* **Exercise instructions**
Determine which lines contain the word "ffffff", then copy those lines.

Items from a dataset
Start

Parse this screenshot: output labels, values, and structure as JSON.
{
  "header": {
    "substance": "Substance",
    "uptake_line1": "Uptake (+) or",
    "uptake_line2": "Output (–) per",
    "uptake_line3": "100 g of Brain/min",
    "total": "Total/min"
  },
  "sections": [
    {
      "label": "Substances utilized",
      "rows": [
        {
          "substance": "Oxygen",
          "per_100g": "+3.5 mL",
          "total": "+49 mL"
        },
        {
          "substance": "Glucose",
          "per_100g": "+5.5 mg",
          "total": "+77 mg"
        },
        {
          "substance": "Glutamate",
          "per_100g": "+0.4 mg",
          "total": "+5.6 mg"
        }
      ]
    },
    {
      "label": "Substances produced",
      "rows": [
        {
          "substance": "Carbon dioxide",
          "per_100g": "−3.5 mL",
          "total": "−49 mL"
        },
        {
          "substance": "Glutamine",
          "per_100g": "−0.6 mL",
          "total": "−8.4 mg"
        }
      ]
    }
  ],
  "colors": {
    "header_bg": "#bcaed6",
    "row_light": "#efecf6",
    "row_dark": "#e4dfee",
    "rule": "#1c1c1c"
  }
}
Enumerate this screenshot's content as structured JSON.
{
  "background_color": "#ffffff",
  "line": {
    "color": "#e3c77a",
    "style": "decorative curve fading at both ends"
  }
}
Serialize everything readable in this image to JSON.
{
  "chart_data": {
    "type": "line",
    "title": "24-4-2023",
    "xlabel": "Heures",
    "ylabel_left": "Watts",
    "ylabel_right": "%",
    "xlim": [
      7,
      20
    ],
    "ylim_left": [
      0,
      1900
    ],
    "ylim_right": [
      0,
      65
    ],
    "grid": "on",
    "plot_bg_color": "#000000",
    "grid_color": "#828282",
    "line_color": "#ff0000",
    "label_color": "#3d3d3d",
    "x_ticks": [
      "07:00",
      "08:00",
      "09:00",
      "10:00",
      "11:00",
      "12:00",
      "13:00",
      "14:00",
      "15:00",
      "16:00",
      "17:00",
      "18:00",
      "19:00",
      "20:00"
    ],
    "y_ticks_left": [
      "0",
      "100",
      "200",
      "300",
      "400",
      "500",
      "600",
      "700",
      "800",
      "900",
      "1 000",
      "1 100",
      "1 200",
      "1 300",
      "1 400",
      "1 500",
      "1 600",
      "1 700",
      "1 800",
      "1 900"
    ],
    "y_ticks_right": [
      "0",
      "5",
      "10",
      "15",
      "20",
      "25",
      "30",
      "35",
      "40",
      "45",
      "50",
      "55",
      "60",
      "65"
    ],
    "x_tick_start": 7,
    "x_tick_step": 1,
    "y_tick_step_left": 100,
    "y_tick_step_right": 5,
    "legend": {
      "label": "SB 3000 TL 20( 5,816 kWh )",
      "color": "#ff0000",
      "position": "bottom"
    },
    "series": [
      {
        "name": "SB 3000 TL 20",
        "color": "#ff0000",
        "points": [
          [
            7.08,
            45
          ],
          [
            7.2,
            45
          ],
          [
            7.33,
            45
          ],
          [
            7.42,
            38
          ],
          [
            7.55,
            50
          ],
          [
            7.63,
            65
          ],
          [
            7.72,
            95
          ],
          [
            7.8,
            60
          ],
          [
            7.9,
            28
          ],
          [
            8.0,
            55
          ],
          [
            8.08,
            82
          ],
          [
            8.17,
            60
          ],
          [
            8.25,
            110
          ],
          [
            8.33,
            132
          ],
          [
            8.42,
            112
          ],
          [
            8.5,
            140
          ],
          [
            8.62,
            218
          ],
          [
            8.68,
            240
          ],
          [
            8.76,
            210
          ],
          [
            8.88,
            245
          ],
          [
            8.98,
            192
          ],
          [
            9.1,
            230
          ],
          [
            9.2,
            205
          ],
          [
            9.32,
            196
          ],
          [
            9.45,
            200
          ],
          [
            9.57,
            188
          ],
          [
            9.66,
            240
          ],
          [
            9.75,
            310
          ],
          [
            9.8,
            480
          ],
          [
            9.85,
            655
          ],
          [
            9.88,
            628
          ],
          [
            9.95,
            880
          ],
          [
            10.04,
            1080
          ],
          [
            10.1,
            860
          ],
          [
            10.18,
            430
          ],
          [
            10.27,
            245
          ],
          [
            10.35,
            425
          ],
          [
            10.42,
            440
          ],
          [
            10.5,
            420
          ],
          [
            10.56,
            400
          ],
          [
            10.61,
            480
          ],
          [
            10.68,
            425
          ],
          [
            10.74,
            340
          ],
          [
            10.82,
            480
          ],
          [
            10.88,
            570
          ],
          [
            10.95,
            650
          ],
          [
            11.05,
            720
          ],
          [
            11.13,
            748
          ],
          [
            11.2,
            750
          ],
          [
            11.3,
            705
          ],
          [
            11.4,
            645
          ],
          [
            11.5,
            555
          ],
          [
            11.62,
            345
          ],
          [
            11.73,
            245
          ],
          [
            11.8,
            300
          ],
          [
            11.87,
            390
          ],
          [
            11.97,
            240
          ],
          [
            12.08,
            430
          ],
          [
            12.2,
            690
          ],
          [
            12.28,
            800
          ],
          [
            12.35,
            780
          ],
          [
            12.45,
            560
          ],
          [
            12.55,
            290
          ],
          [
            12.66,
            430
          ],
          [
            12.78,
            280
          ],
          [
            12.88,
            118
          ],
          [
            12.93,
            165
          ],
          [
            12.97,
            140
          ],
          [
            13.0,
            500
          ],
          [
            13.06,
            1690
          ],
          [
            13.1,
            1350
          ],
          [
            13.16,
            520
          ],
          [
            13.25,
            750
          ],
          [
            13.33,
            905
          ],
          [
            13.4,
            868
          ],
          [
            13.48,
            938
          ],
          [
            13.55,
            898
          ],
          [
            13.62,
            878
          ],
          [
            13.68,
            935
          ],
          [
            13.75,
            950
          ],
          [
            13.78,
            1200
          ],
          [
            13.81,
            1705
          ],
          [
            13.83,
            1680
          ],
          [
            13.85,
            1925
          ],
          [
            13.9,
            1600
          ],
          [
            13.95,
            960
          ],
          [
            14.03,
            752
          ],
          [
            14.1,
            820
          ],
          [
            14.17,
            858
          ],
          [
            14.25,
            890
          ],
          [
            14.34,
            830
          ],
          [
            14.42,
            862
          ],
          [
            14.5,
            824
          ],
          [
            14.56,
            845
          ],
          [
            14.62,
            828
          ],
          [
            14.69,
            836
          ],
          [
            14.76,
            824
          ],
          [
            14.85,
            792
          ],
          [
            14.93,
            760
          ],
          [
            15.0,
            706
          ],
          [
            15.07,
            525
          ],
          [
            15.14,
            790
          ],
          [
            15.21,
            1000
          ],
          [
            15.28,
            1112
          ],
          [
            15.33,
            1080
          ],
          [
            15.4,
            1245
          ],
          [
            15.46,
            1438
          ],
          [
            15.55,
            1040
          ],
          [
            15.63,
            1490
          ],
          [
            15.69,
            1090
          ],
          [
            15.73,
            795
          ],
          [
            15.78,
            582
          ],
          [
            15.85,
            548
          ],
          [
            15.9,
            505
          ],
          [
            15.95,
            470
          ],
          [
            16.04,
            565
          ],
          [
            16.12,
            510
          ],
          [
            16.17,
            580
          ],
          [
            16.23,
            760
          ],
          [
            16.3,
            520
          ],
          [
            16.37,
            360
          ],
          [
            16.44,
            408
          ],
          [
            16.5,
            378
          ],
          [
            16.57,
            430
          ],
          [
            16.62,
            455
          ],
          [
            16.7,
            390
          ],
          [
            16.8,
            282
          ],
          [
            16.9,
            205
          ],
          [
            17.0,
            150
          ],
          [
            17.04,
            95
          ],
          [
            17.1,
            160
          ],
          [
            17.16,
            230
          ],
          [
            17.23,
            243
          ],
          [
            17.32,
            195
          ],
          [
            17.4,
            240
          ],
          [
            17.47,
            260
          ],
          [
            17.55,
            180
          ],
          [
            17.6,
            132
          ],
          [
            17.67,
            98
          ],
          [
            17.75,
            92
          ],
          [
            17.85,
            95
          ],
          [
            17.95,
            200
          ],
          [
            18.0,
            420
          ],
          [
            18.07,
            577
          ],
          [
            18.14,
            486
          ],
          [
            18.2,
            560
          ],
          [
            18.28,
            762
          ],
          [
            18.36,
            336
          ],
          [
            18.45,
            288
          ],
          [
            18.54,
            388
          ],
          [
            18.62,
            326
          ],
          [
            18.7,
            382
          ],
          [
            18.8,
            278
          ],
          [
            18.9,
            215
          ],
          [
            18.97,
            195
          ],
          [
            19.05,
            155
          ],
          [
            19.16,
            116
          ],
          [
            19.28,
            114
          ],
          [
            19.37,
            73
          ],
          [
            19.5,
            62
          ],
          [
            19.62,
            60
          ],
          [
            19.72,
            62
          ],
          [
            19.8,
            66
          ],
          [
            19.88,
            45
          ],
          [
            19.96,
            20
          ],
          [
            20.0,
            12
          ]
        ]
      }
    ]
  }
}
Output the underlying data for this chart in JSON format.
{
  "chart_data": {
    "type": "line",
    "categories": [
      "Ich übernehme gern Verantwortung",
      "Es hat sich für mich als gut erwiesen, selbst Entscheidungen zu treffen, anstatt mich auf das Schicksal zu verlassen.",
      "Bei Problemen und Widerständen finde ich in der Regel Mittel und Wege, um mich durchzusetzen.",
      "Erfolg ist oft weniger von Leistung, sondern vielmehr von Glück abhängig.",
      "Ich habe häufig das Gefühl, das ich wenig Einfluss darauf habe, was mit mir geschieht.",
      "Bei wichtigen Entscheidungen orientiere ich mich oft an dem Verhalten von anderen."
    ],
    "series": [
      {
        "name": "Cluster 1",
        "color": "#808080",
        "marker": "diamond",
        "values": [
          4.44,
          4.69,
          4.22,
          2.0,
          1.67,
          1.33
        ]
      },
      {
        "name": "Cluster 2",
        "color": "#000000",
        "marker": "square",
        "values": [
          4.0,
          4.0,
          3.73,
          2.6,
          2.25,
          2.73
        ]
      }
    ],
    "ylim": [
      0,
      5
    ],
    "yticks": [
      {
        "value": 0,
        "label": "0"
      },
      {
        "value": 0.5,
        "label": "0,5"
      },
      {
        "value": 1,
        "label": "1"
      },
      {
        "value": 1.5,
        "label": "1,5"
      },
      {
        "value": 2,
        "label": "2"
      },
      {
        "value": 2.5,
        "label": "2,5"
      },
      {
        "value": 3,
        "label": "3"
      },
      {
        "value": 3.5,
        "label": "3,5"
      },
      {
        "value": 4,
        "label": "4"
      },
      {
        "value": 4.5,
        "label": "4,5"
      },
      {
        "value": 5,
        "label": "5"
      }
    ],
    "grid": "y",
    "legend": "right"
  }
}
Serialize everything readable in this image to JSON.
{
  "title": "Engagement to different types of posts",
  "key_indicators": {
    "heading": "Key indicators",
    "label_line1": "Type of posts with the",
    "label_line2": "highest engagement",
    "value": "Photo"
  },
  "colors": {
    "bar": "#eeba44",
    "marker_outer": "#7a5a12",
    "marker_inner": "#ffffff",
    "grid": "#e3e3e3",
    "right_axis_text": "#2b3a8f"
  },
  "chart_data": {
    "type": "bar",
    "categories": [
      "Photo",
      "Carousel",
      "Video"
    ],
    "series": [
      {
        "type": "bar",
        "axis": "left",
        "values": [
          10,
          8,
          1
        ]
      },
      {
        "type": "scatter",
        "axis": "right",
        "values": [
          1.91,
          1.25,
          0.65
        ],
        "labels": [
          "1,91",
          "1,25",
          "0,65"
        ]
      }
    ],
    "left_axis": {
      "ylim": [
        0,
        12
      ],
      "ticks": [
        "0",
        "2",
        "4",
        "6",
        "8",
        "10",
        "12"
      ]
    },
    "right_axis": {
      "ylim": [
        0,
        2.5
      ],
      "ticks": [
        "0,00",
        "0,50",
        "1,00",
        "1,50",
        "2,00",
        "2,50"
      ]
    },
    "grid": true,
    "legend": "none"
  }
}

End

* **Complete answer**
  "background_color": "#ffffff",
    "marker_inner": "#ffffff",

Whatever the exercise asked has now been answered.